Brief
Provide only the number of lines where "count" occurs.

Data shown
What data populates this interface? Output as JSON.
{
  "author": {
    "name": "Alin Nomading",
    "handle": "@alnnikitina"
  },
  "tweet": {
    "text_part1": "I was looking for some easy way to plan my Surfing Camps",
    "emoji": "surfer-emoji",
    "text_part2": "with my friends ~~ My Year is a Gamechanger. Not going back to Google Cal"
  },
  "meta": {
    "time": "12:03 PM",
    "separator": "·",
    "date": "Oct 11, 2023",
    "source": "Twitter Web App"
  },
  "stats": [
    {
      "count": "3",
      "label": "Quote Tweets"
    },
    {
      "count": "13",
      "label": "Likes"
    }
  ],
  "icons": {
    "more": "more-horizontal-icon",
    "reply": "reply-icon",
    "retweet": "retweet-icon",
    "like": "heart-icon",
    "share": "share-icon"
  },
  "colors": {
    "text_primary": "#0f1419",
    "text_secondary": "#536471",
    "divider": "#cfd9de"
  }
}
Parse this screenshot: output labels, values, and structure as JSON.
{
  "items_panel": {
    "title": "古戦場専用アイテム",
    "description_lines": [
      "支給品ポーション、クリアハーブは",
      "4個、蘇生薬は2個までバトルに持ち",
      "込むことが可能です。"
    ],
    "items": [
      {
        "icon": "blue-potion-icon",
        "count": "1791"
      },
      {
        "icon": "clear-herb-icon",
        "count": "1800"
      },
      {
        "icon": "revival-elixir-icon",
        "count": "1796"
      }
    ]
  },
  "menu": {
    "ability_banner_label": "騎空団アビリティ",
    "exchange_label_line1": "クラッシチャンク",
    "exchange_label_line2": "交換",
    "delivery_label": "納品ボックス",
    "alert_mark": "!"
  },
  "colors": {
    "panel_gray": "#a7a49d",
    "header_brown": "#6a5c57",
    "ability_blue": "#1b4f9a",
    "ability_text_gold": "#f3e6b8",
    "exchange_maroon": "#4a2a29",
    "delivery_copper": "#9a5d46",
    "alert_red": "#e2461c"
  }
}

Exercise answer
5